## [Passage]
★ ★ ★ ★
Gunslinger Survivability
Toadkiller Dog often talks about "holes" in defense, points of vulnerability, and how certain builds work. Let's examine the tactics of how ranged characters tend to focus on survival.
Defense in Depth
It's been a trend for RPGs to move away from strict ranges, one which GURPS has buckled to only slightly, and there's a reason for this: a lot of GURPS is built around that hex map. I had a fascinating battle in Cherry Blossom Rain where we had a cavalry charge against a Mitsurugi pikeman unit, and the players were amazed to see how many attacks the pikeman got before the horsemen could actually, finally, get close enough. You get layer after layer of attacks several yards away from the pikeman and once you finally reach them, true to classic pikeman formations, you have to deal with an expert swordsman once you get through. My players found it an illustrative experience and mused at what would happen if you put archers behind those pikemen, or better, musketmen.
A lot of GURPS fights benefit from "range as defense." This is doubly true with ranged attackers. The reason melee is dead in RAW Ultra-Tech is you can't reasonably reach your opponent. If he can hit you at a mile off with his radar lock, Acc +12, scope and targeting computer, then unless you're a super-speeder, you have no hope of hitting him with your space sword, because even if he misses, he'll have _minutes_ of time to hit you again and again and again before you can hit him.
A lot of Psi-Wars has been to cut down on that. I focus on smaller maps, I reduced accuracy, I raised recoil and I gave Space Knights access to a load of high mobility tricks, such as Flying Leap, Tumbling and charging attacks.
The response to improve Gunslinger survivability here is to also give them mobility. The Space Knight chases the Gunslinger, who rapidly retreats and fires back. I think this is a fair approach and Action supports it: such fights turn from fights and into chase scenes. Our Gunslinger rolls Running vs the Space Knight's Running, who might use Flying Leap to make Mobility Chase maneuvers and the Gunslinger makes Move and Attack rolls to run and shoot at the same time (note that if he's an actual Gunslinger, he can just attack during a normal Move!) while using Acrobatics or Jump or something to try to make Mobility Escapes. It can work and Action supports it.
The only real problem here is that not a lot of people think this way, so it might help to have a gunslinger style that focuses on it, the Gunslinger equivalent to the Graceful Form or the Furious Form. It also means you don't have that cool "blaster ballet" fight, even if it's a legitimate way of having the Gunslinger make it an interesting fight with the Space Knight.
Dodge
If the Gunslinger can't avoid the Space Knight, then they have to actually evade the Space Knight's attacks. Dodge is their best defense in this case: it can avoid the force sword with no real drawbacks, and the Gunslinger can benefit from a retreat, not just in the sense of gaining a +3 to defense, but it doesn't really penalize his ability to counter attack: he can always use more range, more "defense in depth" against the Space Knight.
★ ★ ★ ★
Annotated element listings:

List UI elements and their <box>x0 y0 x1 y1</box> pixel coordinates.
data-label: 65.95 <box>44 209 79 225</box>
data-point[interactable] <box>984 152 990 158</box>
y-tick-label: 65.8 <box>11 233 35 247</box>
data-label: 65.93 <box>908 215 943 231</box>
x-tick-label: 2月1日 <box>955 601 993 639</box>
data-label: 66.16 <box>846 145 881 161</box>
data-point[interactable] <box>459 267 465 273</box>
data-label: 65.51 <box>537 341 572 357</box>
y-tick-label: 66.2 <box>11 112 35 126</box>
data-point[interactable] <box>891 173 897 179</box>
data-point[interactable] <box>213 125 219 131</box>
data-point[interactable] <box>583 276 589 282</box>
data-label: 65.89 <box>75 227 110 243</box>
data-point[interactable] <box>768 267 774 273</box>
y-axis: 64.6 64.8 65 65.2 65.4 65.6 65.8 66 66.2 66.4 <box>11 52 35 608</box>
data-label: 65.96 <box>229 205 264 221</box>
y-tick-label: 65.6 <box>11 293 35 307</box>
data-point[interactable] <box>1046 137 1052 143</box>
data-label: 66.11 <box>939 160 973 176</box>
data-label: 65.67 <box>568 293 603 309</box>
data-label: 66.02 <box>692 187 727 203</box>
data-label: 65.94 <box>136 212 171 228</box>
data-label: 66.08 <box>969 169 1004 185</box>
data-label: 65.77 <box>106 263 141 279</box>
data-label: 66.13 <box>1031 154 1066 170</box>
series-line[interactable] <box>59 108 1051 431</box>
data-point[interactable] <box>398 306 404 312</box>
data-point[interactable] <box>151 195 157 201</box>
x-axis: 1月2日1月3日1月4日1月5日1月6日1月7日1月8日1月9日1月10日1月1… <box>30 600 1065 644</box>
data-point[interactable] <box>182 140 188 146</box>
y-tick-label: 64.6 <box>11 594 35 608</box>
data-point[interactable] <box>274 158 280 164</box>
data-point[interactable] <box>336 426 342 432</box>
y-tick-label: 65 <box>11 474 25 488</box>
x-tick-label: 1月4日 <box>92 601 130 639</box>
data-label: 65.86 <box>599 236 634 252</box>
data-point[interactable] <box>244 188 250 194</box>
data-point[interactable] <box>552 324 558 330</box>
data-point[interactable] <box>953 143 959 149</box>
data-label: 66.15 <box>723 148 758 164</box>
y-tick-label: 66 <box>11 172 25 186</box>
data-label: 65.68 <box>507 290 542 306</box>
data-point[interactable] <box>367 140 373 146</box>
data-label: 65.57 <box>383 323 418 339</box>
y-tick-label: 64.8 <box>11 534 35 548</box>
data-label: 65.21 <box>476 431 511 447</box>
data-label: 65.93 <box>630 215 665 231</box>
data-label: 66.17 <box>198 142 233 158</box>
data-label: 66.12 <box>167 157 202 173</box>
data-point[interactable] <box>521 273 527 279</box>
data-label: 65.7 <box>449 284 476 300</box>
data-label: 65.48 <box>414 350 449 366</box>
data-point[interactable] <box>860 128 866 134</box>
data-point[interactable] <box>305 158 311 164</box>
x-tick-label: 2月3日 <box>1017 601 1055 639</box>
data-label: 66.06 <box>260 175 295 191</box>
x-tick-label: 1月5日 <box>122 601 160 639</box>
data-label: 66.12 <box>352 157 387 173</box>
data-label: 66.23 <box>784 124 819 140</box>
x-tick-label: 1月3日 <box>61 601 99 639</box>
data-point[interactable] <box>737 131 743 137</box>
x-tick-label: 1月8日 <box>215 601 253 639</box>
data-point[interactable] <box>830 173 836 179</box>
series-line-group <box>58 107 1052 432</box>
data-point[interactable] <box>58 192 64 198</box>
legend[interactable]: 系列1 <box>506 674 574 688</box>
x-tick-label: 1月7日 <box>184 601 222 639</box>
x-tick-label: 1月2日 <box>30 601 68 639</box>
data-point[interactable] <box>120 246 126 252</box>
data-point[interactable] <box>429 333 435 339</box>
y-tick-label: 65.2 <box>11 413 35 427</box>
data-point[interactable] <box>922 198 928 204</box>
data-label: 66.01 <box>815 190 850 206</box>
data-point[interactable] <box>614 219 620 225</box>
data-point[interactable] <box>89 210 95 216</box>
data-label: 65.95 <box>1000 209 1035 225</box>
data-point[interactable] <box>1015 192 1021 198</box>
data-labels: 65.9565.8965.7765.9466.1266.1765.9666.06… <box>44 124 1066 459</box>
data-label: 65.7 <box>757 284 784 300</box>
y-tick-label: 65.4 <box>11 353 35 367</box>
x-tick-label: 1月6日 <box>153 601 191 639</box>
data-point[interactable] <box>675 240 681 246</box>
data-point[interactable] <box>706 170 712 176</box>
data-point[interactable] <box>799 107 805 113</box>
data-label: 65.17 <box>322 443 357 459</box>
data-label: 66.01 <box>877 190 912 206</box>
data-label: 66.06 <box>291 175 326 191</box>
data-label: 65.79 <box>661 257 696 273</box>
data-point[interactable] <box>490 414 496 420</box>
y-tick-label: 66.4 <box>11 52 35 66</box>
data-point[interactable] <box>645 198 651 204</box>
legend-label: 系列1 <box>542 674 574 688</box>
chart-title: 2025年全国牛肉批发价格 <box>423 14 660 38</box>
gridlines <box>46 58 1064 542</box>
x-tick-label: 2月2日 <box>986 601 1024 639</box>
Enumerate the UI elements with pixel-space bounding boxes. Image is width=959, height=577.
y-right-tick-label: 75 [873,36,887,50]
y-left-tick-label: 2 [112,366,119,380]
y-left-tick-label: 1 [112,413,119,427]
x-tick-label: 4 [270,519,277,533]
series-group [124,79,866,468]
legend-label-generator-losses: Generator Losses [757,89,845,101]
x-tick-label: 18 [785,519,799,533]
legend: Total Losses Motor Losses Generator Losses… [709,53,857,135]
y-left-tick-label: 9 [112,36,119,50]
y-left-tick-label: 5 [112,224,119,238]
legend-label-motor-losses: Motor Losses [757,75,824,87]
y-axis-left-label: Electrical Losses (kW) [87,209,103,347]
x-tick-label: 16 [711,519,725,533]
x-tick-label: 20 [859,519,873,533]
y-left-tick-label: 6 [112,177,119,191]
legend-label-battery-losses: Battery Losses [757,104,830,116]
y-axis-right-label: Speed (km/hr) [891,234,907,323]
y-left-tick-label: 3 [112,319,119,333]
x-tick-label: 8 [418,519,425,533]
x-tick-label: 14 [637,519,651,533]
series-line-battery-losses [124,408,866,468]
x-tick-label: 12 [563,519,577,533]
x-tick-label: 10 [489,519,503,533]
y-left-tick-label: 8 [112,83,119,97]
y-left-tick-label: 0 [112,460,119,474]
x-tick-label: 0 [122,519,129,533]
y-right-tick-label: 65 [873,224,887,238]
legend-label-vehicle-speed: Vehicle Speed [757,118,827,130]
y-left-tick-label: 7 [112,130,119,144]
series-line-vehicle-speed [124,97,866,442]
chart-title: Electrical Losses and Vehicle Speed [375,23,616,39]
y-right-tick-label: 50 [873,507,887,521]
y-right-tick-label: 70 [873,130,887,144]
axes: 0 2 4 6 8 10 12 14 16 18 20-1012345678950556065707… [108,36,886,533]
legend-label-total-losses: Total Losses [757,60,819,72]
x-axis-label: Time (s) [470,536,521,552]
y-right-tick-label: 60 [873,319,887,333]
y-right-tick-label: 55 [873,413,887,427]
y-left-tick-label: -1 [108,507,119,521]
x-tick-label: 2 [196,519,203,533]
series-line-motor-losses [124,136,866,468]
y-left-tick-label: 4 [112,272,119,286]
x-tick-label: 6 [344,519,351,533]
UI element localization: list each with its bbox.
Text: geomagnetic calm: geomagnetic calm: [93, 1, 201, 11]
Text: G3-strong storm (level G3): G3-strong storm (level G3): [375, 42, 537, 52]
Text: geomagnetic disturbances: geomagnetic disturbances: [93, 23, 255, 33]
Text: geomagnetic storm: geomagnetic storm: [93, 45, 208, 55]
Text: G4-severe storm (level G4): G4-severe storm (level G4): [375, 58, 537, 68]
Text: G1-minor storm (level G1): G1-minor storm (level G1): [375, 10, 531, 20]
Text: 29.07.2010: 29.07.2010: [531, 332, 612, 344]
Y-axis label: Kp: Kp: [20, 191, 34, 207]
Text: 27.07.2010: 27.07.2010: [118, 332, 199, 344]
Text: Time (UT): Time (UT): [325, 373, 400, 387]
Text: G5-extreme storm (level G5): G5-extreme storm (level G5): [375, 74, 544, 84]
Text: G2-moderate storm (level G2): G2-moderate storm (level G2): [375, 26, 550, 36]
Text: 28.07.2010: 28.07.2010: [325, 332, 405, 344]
★ ★ ★ ★
## [Instructions]
1. In the post on gunslinger survivability, what bonus to defense does a Gunslinger gain by retreating while dodging?
2. Resume the post on gunslinger survivability after its last sentence, carrying on its discussion of Dodge.

## [Task responses]
1. A +3 to defense.

2.
The problem with Dodge is that it's expensive and Space Knights are built around handling extremely high defenses. A Space Knight expects you to have a defense of 13+, because that's what she typically has, but a typical Gunslinger will have a Dodge of 10, maybe 11. So when she reaches you and uses her Force Sword-18 to make a Deceptive Attack at -3, she would have dropped an enemy space knight to ~10 in Parry, who could retreat and draw on a bunch of tricks to bring it back to 13, which means such a deceptive attack is merely an opening salvo in a duel. For the Gunslinger, even with a Retreat, he's still looking at a defense of 10 or 11. Spending some fatigue on extra effort would help bring him up to a reasonable defense value, but this is casually easy for her. She can make these deceptive attacks all day. The Gunslinger is toast.
This gets worse when we bring Feint into the picture. If our Space Knight is a Simple Form user, she has access to the Formless Strike, which gives her a Feint of 24. If she makes such a feint against our Gunslinger, he needs to defend with his best melee skill, oh wait, he doesn't have a Melee skill. You can make the case for DX, but then you're looking at Feint-24 vs skill 12, so an average of -12! Even with a retreat and extra effort, this character is toast. Now, some of this is that unbounded values have problems and I've been musing with capping the results of Feint: it seems weird to me that Feinting can make it so much harder to defend than being stunned or fighting an invisible opponent. But even with a cap, the Gunslinger has some problems here, because Dodge is so low and gives you no reasonable defense against a Feint. We can get around that somewhat by giving them an Unarmed skill, but the whole point of a Gunslinger is to focus on ranged, rather than melee, attacks.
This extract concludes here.